> TO BE DONE
Go through the entries below and collect each line with the string "animales" in it.

> SUPPLIED MATERIAL
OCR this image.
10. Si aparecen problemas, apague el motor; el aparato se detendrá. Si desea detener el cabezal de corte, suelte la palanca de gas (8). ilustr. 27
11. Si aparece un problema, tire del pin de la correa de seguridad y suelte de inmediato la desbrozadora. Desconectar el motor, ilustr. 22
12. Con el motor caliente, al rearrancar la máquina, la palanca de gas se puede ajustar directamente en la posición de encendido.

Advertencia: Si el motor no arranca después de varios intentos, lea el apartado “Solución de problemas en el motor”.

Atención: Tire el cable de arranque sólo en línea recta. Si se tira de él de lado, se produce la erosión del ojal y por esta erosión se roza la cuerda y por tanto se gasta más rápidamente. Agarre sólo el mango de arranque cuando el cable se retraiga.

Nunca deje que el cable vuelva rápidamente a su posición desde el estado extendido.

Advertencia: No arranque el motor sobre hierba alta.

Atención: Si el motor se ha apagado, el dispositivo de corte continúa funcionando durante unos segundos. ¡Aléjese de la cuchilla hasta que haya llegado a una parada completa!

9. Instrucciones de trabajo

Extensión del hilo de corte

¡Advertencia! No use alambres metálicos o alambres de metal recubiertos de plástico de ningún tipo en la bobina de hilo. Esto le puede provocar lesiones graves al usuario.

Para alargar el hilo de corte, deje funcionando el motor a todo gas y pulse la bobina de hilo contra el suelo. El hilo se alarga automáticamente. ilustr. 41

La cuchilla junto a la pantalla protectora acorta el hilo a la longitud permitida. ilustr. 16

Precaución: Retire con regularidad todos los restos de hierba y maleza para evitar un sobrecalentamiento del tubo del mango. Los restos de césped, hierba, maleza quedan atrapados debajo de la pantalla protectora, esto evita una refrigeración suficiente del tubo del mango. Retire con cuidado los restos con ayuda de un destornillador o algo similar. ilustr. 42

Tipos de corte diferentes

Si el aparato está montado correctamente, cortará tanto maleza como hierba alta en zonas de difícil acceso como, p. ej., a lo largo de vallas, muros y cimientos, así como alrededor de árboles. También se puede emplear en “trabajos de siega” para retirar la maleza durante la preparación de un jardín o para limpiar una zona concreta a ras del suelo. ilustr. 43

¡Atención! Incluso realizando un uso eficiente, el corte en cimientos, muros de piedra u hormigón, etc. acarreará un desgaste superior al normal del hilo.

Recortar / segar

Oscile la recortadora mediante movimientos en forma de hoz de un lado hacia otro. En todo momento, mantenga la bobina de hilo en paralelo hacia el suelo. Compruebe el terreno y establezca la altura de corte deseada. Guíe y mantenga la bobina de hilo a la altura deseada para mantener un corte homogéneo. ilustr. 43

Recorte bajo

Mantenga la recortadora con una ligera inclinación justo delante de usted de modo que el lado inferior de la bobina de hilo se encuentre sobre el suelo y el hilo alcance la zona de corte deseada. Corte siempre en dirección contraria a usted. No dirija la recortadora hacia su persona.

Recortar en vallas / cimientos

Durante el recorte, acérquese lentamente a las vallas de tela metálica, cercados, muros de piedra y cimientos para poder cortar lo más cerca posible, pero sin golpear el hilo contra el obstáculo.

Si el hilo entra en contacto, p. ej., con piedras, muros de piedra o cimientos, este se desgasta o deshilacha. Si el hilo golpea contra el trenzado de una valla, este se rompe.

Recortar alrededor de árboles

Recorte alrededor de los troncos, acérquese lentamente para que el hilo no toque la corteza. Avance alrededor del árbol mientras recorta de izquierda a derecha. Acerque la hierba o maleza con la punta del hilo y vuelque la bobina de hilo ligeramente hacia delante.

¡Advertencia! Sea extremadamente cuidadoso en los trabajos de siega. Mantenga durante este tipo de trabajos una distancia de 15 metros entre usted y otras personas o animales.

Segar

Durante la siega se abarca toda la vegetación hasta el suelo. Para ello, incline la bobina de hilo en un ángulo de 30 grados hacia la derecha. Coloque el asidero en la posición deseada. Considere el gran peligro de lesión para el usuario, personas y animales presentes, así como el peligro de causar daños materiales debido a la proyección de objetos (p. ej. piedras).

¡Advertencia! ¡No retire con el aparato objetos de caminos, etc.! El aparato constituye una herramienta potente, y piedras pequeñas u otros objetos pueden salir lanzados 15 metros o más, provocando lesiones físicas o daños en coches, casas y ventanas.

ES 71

> TASK ANSWER
¡Advertencia! Sea extremadamente cuidadoso en los trabajos de siega. Mantenga durante este tipo de trabajos una distancia de 15 metros entre usted y otras personas o animales.
Durante la siega se abarca toda la vegetación hasta el suelo. Para ello, incline la bobina de hilo en un ángulo de 30 grados hacia la derecha. Coloque el asidero en la posición deseada. Considere el gran peligro de lesión para el usuario, personas y animales presentes, así como el peligro de causar daños materiales debido a la proyección de objetos (p. ej. piedras).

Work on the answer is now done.